* begin *
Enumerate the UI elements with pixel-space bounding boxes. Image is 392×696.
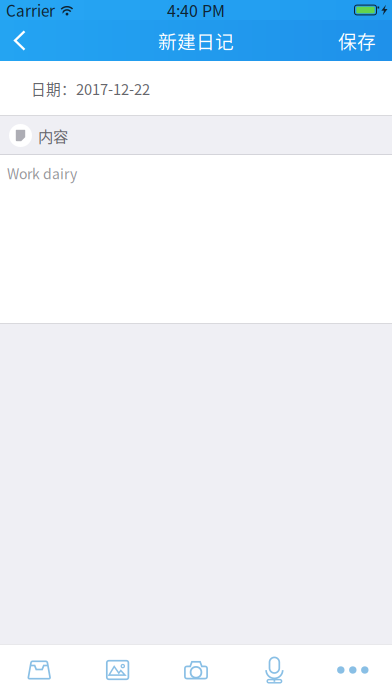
button[interactable]: Record audio <box>235 644 314 696</box>
staticText: Carrier <box>6 0 55 21</box>
button[interactable]: Camera <box>157 644 235 696</box>
button[interactable]: More <box>314 644 392 696</box>
staticText: 新建日记 <box>158 27 234 54</box>
staticText: 4:40 PM <box>167 0 225 22</box>
staticText: 内容 <box>38 124 68 147</box>
button[interactable]: Photo library <box>78 644 157 696</box>
staticText: 保存 <box>338 27 376 54</box>
button[interactable]: 保存 <box>322 20 392 61</box>
staticText: Work dairy <box>7 163 77 183</box>
button[interactable]: Attachments <box>0 644 78 696</box>
button[interactable]: Back <box>0 20 42 61</box>
staticText: 日期：2017-12-22 <box>31 78 150 99</box>
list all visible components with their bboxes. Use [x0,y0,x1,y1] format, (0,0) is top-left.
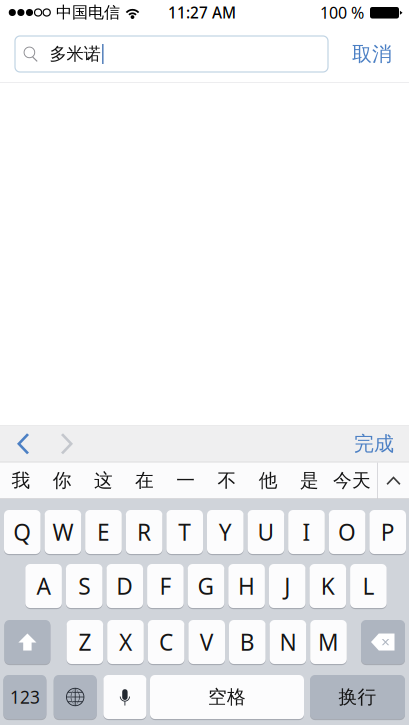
* end *
▸ Aim of the task:
Please recast each line of the material above as a Markdown table with the columns Row and Line, skipping blank lines and leaving out the pictures.

▸ Result for this task:
| Row | Line |
|---|---|
| 1 | Enumerate the UI elements with pixel-space bounding boxes. Image is 392×696. |
| 2 | button[interactable]: Record audio <box>235 644 314 696</box> |
| 3 | staticText: Carrier <box>6 0 55 21</box> |
| 4 | button[interactable]: Camera <box>157 644 235 696</box> |
| 5 | button[interactable]: More <box>314 644 392 696</box> |
| 6 | staticText: 新建日记 <box>158 27 234 54</box> |
| 7 | staticText: 4:40 PM <box>167 0 225 22</box> |
| 8 | staticText: 内容 <box>38 124 68 147</box> |
| 9 | button[interactable]: Photo library <box>78 644 157 696</box> |
| 10 | staticText: 保存 <box>338 27 376 54</box> |
| 11 | button[interactable]: 保存 <box>322 20 392 61</box> |
| 12 | staticText: Work dairy <box>7 163 77 183</box> |
| 13 | button[interactable]: Attachments <box>0 644 78 696</box> |
| 14 | button[interactable]: Back <box>0 20 42 61</box> |
| 15 | staticText: 日期：2017-12-22 <box>31 78 150 99</box> |
| 16 | list all visible components with their bboxes. Use [x0,y0,x1,y1] format, (0,0) is top-left. |